The Ayyubids introduced domed mosque types as well as Sunni-syle madrasas to the region, but none of their buildings in Yemen have survived. The Rasulids after them, however, were prolific patrons of architecture and perpetuated these new building types, influenced by their political links with Egypt. The Rasulids were based in Ta'izz and several of their buildings survive there, including the Muẓaffariyya Mosque (built by Sultan al-Malik al-Muẓaffar Yusuf sometime between 1249 and 1295) and the Ashrafiyya Mosque (built by Sultan al-Malik al-Ashraf in 1397–1401), both of which feature large central domes flanked by smaller domes. The oldest madrasas in Yemen also date from this time, including three in Ta'izz: the Asadiyya Madrasa (before 1258), the Mu'tabiyya Madrasa (1392) and the Ashrafiyya Madrasa (attached to the mosque of the same name). Unlike contemporary madrasas in Egypt, the Rasulid madrasas do not follow the four-iwan layout. The Mu'tabiyya and Ashrafiyya madrasas both have rectangular floor plans with a domed prayer hall to the north and a courtyard to the south flanked by smaller domed and vaulted chambers on either side which were used for teaching.

During the same period, the Zaydi imams in northern Yemen were buried in richly-decorated domed tombs which were among the only significant examples of this type of building in Yemen at the time, as the Rasulid rulers were normally buried in tombs attached to their madrasas. Minarets in the later Rasulid period were strongly influenced by Egyptian Mamluk minarets, with shafts divided into multiple levels with differing designs, while Zaydi minarets were generally simpler. With the advent of Ottoman rule in Yemen after 1538, Rasulid-style architecture continued to be the local norm in Sunni-controlled areas, but elements of Ottoman architecture began to be introduced in the late 16th century with the construction of new monuments such as the Bakiriyya Mosque in Sanaa in 1597.

■ Information shown:

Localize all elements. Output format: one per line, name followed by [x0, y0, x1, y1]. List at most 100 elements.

■ Set task 1:
Answer these from the text on Yemeni architecture, one line each:
(a) In which city were the Rasulids based?
(b) Which sultan built the Ashrafiyya Mosque, and in what years?
(c) Which mosque in Sanaa is named as an early example of Ottoman elements, and in what year was it built?
■ Set task 2: Summarize the text on Yemeni architecture in two sentences.
■ Set task 3: Please quote the text on Yemeni architecture from "During the same" to "Sanaa in 1597.".

■ Correct answer 1:
(a) Ta'izz
(b) Sultan al-Malik al-Ashraf, in 1397–1401
(c) The Bakiriyya Mosque, built in 1597

■ Correct answer 2: The Ayyubids brought domed mosques and Sunni-style madrasas to Yemen, though none of their buildings survive, and the Rasulids after them built many such structures in Ta'izz, where the oldest madrasas in Yemen date from their time and depart from the Egyptian four-iwan layout. In the same period, Zaydi imams were buried in richly decorated domed tombs, later Rasulid minarets followed Egyptian Mamluk models, and Ottoman elements began to appear in the late 16th century, as in the Bakiriyya Mosque in Sanaa.

■ Correct answer 3:
During the same period, the Zaydi imams in northern Yemen were buried in richly-decorated domed tombs which were among the only significant examples of this type of building in Yemen at the time, as the Rasulid rulers were normally buried in tombs attached to their madrasas. Minarets in the later Rasulid period were strongly influenced by Egyptian Mamluk minarets, with shafts divided into multiple levels with differing designs, while Zaydi minarets were generally simpler. With the advent of Ottoman rule in Yemen after 1538, Rasulid-style architecture continued to be the local norm in Sunni-controlled areas, but elements of Ottoman architecture began to be introduced in the late 16th century with the construction of new monuments such as the Bakiriyya Mosque in Sanaa in 1597.